+++ MATERIAL PROVIDED
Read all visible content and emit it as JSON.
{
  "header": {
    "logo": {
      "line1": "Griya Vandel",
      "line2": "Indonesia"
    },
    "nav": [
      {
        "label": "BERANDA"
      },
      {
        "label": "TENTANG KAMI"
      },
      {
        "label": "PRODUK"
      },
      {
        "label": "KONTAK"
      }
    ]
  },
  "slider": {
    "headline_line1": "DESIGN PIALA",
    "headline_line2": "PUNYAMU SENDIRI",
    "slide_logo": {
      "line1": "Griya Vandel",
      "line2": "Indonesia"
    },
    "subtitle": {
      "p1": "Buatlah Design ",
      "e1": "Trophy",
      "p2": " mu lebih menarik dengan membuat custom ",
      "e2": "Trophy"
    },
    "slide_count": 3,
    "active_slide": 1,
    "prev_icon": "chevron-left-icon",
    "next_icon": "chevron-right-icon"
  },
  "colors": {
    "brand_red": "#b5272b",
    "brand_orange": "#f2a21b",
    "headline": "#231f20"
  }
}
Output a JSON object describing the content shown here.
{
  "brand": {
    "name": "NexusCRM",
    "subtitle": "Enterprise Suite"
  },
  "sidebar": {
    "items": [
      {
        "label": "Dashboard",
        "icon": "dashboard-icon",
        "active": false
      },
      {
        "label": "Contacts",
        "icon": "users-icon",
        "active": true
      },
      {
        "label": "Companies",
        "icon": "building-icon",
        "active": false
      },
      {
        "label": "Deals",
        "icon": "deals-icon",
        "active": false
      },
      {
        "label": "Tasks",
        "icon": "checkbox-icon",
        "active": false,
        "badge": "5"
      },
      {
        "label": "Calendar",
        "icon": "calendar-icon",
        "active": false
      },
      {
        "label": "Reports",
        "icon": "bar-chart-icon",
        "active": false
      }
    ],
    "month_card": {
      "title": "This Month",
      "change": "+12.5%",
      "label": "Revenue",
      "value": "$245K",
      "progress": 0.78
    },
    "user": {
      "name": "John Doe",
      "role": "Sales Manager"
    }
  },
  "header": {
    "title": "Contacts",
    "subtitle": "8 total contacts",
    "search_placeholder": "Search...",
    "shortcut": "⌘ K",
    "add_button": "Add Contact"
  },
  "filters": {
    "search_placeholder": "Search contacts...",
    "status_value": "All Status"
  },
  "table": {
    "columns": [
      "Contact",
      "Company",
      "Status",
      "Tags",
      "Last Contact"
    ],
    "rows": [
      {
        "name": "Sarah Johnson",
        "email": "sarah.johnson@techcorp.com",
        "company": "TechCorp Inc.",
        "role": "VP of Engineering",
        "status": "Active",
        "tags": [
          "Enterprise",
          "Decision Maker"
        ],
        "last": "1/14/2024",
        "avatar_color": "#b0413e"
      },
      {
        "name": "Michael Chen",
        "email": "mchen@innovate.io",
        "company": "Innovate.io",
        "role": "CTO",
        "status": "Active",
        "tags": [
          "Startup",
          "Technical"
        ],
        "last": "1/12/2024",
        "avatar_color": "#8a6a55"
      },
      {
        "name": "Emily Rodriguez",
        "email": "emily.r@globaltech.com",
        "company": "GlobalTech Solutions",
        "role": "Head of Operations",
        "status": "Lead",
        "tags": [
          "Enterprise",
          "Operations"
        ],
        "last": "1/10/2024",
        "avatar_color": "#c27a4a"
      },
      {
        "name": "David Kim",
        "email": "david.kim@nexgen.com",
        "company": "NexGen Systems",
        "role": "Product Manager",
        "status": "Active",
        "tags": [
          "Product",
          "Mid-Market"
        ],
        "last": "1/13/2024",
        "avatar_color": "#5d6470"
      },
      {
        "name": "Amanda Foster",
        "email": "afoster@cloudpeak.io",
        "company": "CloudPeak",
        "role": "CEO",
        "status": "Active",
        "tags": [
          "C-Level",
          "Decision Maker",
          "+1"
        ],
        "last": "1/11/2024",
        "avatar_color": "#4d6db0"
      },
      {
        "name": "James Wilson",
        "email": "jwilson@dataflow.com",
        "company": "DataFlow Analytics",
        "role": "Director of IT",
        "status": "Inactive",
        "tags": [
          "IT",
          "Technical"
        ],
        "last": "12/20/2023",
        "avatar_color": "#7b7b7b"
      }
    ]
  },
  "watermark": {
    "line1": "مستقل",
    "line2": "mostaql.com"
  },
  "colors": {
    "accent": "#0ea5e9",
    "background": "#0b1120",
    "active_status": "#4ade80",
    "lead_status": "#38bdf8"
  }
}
++++++
**EXERCISE TASK**
Leave out every line without the string "icon" and copy the rest.

**RESULT FOR THIS EXERCISE**
    "prev_icon": "chevron-left-icon",
    "next_icon": "chevron-right-icon"
        "icon": "dashboard-icon",
        "icon": "users-icon",
        "icon": "building-icon",
        "icon": "deals-icon",
        "icon": "checkbox-icon",
        "icon": "calendar-icon",
        "icon": "bar-chart-icon",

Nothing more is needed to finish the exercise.